§ Given problem:
Each record below should appear again exactly as written.

— start of Data lines —

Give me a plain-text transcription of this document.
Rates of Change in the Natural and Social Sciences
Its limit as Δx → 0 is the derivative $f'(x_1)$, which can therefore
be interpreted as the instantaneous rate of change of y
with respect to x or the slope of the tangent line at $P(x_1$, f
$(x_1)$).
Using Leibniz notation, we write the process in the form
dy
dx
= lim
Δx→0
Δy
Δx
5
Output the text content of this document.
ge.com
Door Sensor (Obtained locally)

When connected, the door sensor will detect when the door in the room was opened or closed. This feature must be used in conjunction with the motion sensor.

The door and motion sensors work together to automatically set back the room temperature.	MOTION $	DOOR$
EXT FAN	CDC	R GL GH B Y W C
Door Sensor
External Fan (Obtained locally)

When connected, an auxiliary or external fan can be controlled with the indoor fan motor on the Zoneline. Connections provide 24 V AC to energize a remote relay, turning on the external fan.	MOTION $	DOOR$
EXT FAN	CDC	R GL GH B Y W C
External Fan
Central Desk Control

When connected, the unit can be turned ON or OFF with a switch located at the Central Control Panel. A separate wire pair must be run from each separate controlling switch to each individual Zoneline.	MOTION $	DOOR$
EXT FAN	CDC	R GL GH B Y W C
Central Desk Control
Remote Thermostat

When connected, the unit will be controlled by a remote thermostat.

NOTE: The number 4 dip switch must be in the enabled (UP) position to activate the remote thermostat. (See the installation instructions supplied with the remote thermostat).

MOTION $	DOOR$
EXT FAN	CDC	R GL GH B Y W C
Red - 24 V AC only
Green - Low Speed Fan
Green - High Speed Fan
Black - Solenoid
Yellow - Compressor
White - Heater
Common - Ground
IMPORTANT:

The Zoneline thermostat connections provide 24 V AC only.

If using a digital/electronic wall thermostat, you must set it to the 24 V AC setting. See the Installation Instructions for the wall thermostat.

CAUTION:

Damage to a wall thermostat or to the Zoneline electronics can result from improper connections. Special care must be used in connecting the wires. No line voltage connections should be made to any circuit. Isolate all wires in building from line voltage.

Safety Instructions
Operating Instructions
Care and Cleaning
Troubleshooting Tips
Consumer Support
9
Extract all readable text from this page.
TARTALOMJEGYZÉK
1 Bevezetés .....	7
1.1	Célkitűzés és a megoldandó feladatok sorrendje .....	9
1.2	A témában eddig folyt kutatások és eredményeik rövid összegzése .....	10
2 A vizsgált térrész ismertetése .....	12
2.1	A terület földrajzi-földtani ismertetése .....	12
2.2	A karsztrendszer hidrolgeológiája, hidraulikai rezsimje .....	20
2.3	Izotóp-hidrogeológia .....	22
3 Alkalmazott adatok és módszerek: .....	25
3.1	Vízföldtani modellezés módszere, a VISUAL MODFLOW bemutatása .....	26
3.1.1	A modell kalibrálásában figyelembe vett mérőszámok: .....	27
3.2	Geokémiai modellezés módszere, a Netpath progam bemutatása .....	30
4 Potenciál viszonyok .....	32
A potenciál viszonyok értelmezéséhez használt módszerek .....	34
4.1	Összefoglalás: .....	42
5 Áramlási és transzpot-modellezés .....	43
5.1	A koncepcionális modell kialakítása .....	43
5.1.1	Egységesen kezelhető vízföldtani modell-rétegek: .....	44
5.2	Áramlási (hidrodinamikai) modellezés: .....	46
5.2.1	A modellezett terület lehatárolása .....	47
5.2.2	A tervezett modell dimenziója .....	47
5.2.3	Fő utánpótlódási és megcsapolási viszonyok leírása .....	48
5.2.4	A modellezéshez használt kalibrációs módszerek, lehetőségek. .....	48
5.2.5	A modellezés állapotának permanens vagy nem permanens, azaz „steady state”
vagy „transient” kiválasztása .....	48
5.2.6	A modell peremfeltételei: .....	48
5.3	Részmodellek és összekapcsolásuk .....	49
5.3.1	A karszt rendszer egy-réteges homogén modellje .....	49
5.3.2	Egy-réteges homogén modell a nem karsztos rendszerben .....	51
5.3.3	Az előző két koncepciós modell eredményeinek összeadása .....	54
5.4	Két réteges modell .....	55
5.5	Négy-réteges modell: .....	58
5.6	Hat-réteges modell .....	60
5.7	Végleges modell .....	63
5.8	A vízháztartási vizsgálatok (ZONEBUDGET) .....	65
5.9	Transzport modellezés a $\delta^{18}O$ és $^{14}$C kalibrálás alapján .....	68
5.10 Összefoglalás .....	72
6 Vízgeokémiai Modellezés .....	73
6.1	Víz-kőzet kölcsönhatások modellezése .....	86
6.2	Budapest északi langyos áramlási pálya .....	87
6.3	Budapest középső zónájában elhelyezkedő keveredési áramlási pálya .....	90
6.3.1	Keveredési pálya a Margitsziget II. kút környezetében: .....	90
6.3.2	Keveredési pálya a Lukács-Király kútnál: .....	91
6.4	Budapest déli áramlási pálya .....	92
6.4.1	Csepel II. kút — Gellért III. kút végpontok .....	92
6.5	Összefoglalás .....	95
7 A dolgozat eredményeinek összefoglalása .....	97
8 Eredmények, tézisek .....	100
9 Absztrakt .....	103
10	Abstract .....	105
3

— end of Data lines —

§ Finished task:
Give me a plain-text transcription of this document.
Rates of Change in the Natural and Social Sciences
Its limit as Δx → 0 is the derivative $f'(x_1)$, which can therefore
be interpreted as the instantaneous rate of change of y
with respect to x or the slope of the tangent line at $P(x_1$, f
$(x_1)$).
Using Leibniz notation, we write the process in the form
dy
dx
= lim
Δx→0
Δy
Δx
5
Output the text content of this document.
ge.com
Door Sensor (Obtained locally)

When connected, the door sensor will detect when the door in the room was opened or closed. This feature must be used in conjunction with the motion sensor.

The door and motion sensors work together to automatically set back the room temperature.	MOTION $	DOOR$
EXT FAN	CDC	R GL GH B Y W C
Door Sensor
External Fan (Obtained locally)

When connected, an auxiliary or external fan can be controlled with the indoor fan motor on the Zoneline. Connections provide 24 V AC to energize a remote relay, turning on the external fan.	MOTION $	DOOR$
EXT FAN	CDC	R GL GH B Y W C
External Fan
Central Desk Control

When connected, the unit can be turned ON or OFF with a switch located at the Central Control Panel. A separate wire pair must be run from each separate controlling switch to each individual Zoneline.	MOTION $	DOOR$
EXT FAN	CDC	R GL GH B Y W C
Central Desk Control
Remote Thermostat

When connected, the unit will be controlled by a remote thermostat.

NOTE: The number 4 dip switch must be in the enabled (UP) position to activate the remote thermostat. (See the installation instructions supplied with the remote thermostat).

MOTION $	DOOR$
EXT FAN	CDC	R GL GH B Y W C
Red - 24 V AC only
Green - Low Speed Fan
Green - High Speed Fan
Black - Solenoid
Yellow - Compressor
White - Heater
Common - Ground
IMPORTANT:

The Zoneline thermostat connections provide 24 V AC only.

If using a digital/electronic wall thermostat, you must set it to the 24 V AC setting. See the Installation Instructions for the wall thermostat.

CAUTION:

Damage to a wall thermostat or to the Zoneline electronics can result from improper connections. Special care must be used in connecting the wires. No line voltage connections should be made to any circuit. Isolate all wires in building from line voltage.

Safety Instructions
Operating Instructions
Care and Cleaning
Troubleshooting Tips
Consumer Support
9
Extract all readable text from this page.
TARTALOMJEGYZÉK
1 Bevezetés .....	7
1.1	Célkitűzés és a megoldandó feladatok sorrendje .....	9
1.2	A témában eddig folyt kutatások és eredményeik rövid összegzése .....	10
2 A vizsgált térrész ismertetése .....	12
2.1	A terület földrajzi-földtani ismertetése .....	12
2.2	A karsztrendszer hidrolgeológiája, hidraulikai rezsimje .....	20
2.3	Izotóp-hidrogeológia .....	22
3 Alkalmazott adatok és módszerek: .....	25
3.1	Vízföldtani modellezés módszere, a VISUAL MODFLOW bemutatása .....	26
3.1.1	A modell kalibrálásában figyelembe vett mérőszámok: .....	27
3.2	Geokémiai modellezés módszere, a Netpath progam bemutatása .....	30
4 Potenciál viszonyok .....	32
A potenciál viszonyok értelmezéséhez használt módszerek .....	34
4.1	Összefoglalás: .....	42
5 Áramlási és transzpot-modellezés .....	43
5.1	A koncepcionális modell kialakítása .....	43
5.1.1	Egységesen kezelhető vízföldtani modell-rétegek: .....	44
5.2	Áramlási (hidrodinamikai) modellezés: .....	46
5.2.1	A modellezett terület lehatárolása .....	47
5.2.2	A tervezett modell dimenziója .....	47
5.2.3	Fő utánpótlódási és megcsapolási viszonyok leírása .....	48
5.2.4	A modellezéshez használt kalibrációs módszerek, lehetőségek. .....	48
5.2.5	A modellezés állapotának permanens vagy nem permanens, azaz „steady state”
vagy „transient” kiválasztása .....	48
5.2.6	A modell peremfeltételei: .....	48
5.3	Részmodellek és összekapcsolásuk .....	49
5.3.1	A karszt rendszer egy-réteges homogén modellje .....	49
5.3.2	Egy-réteges homogén modell a nem karsztos rendszerben .....	51
5.3.3	Az előző két koncepciós modell eredményeinek összeadása .....	54
5.4	Két réteges modell .....	55
5.5	Négy-réteges modell: .....	58
5.6	Hat-réteges modell .....	60
5.7	Végleges modell .....	63
5.8	A vízháztartási vizsgálatok (ZONEBUDGET) .....	65
5.9	Transzport modellezés a $\delta^{18}O$ és $^{14}$C kalibrálás alapján .....	68
5.10 Összefoglalás .....	72
6 Vízgeokémiai Modellezés .....	73
6.1	Víz-kőzet kölcsönhatások modellezése .....	86
6.2	Budapest északi langyos áramlási pálya .....	87
6.3	Budapest középső zónájában elhelyezkedő keveredési áramlási pálya .....	90
6.3.1	Keveredési pálya a Margitsziget II. kút környezetében: .....	90
6.3.2	Keveredési pálya a Lukács-Király kútnál: .....	91
6.4	Budapest déli áramlási pálya .....	92
6.4.1	Csepel II. kút — Gellért III. kút végpontok .....	92
6.5	Összefoglalás .....	95
7 A dolgozat eredményeinek összefoglalása .....	97
8 Eredmények, tézisek .....	100
9 Absztrakt .....	103
10	Abstract .....	105
3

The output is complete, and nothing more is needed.